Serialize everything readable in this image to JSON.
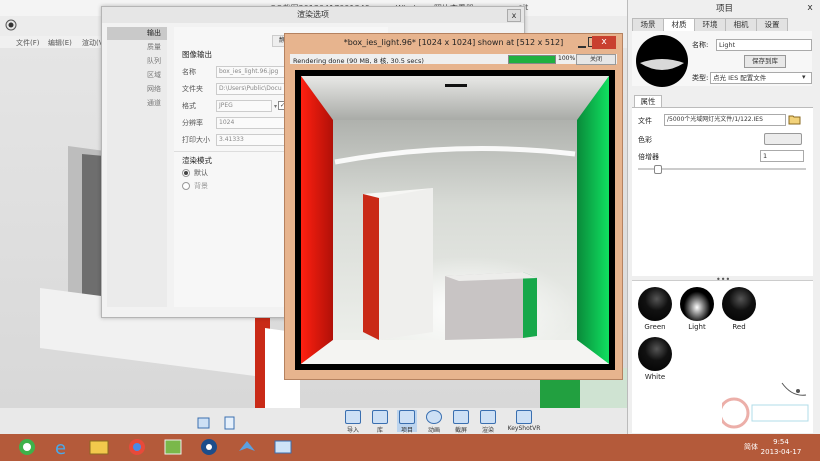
{
  "viewer": {
    "title": "QQ截图20130417091349.png - Windows 照片查看器",
    "title_right": "oit",
    "menu": [
      "文件(F)",
      "编辑(E)",
      "渲动(V)"
    ]
  },
  "toolbar": {
    "items": [
      {
        "label": "导入",
        "icon": "import-icon"
      },
      {
        "label": "库",
        "icon": "library-icon"
      },
      {
        "label": "项目",
        "icon": "project-icon"
      },
      {
        "label": "动画",
        "icon": "animation-icon"
      },
      {
        "label": "截屏",
        "icon": "screenshot-icon"
      },
      {
        "label": "渲染",
        "icon": "render-icon"
      },
      {
        "label": "KeyShotVR",
        "icon": "keyshotvr-icon"
      }
    ]
  },
  "dialog": {
    "title": "渲染选项",
    "close": "x",
    "nav": [
      "输出",
      "质量",
      "队列",
      "区域",
      "网络",
      "通道"
    ],
    "section_image": "图像输出",
    "fields": [
      {
        "label": "名称",
        "value": "box_ies_light.96.jpg"
      },
      {
        "label": "文件夹",
        "value": "D:\\Users\\Public\\Docu"
      },
      {
        "label": "格式",
        "value": "JPEG"
      },
      {
        "label": "分辨率",
        "value": "1024"
      },
      {
        "label": "打印大小",
        "value": "3.41333"
      }
    ],
    "section_mode": "渲染模式",
    "modes": [
      "默认",
      "背景"
    ],
    "tab_stub": "静"
  },
  "render_window": {
    "title": "*box_ies_light.96* [1024 x 1024] shown at [512 x 512]",
    "status": "Rendering done (90 MB, 8 核, 30.5 secs)",
    "progress_percent": 100,
    "progress_label": "100%",
    "stop_button": "关闭",
    "close": "x"
  },
  "project": {
    "title": "项目",
    "close": "x",
    "tabs": [
      "场景",
      "材质",
      "环境",
      "相机",
      "设置"
    ],
    "selected_tab": 1,
    "name_label": "名称:",
    "name_value": "Light",
    "save_button": "保存到库",
    "type_label": "类型:",
    "type_value": "点光 IES 配置文件",
    "attr_tab": "属性",
    "file_label": "文件",
    "file_value": "/5000个光域网灯光文件/1/122.IES",
    "color_label": "色彩",
    "multiplier_label": "倍增器",
    "multiplier_value": "1",
    "library": [
      "Green",
      "Light",
      "Red",
      "White"
    ]
  },
  "taskbar": {
    "ime": "简体",
    "time": "9:54",
    "date": "2013-04-17"
  },
  "colors": {
    "taskbar": "#b45a3a",
    "render_frame": "#e7b48e",
    "progress": "#20b040",
    "close_red": "#c9402f"
  }
}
------------------------------------------------
> [WORK TO COMPLETE] Pictures are excluded; repeat every record exactly.

> [ANSWER TO THIS TASK]
Serialize everything readable in this image to JSON.
{
  "viewer": {
    "title": "QQ截图20130417091349.png - Windows 照片查看器",
    "title_right": "oit",
    "menu": [
      "文件(F)",
      "编辑(E)",
      "渲动(V)"
    ]
  },
  "toolbar": {
    "items": [
      {
        "label": "导入",
        "icon": "import-icon"
      },
      {
        "label": "库",
        "icon": "library-icon"
      },
      {
        "label": "项目",
        "icon": "project-icon"
      },
      {
        "label": "动画",
        "icon": "animation-icon"
      },
      {
        "label": "截屏",
        "icon": "screenshot-icon"
      },
      {
        "label": "渲染",
        "icon": "render-icon"
      },
      {
        "label": "KeyShotVR",
        "icon": "keyshotvr-icon"
      }
    ]
  },
  "dialog": {
    "title": "渲染选项",
    "close": "x",
    "nav": [
      "输出",
      "质量",
      "队列",
      "区域",
      "网络",
      "通道"
    ],
    "section_image": "图像输出",
    "fields": [
      {
        "label": "名称",
        "value": "box_ies_light.96.jpg"
      },
      {
        "label": "文件夹",
        "value": "D:\\Users\\Public\\Docu"
      },
      {
        "label": "格式",
        "value": "JPEG"
      },
      {
        "label": "分辨率",
        "value": "1024"
      },
      {
        "label": "打印大小",
        "value": "3.41333"
      }
    ],
    "section_mode": "渲染模式",
    "modes": [
      "默认",
      "背景"
    ],
    "tab_stub": "静"
  },
  "render_window": {
    "title": "*box_ies_light.96* [1024 x 1024] shown at [512 x 512]",
    "status": "Rendering done (90 MB, 8 核, 30.5 secs)",
    "progress_percent": 100,
    "progress_label": "100%",
    "stop_button": "关闭",
    "close": "x"
  },
  "project": {
    "title": "项目",
    "close": "x",
    "tabs": [
      "场景",
      "材质",
      "环境",
      "相机",
      "设置"
    ],
    "selected_tab": 1,
    "name_label": "名称:",
    "name_value": "Light",
    "save_button": "保存到库",
    "type_label": "类型:",
    "type_value": "点光 IES 配置文件",
    "attr_tab": "属性",
    "file_label": "文件",
    "file_value": "/5000个光域网灯光文件/1/122.IES",
    "color_label": "色彩",
    "multiplier_label": "倍增器",
    "multiplier_value": "1",
    "library": [
      "Green",
      "Light",
      "Red",
      "White"
    ]
  },
  "taskbar": {
    "ime": "简体",
    "time": "9:54",
    "date": "2013-04-17"
  },
  "colors": {
    "taskbar": "#b45a3a",
    "render_frame": "#e7b48e",
    "progress": "#20b040",
    "close_red": "#c9402f"
  }
}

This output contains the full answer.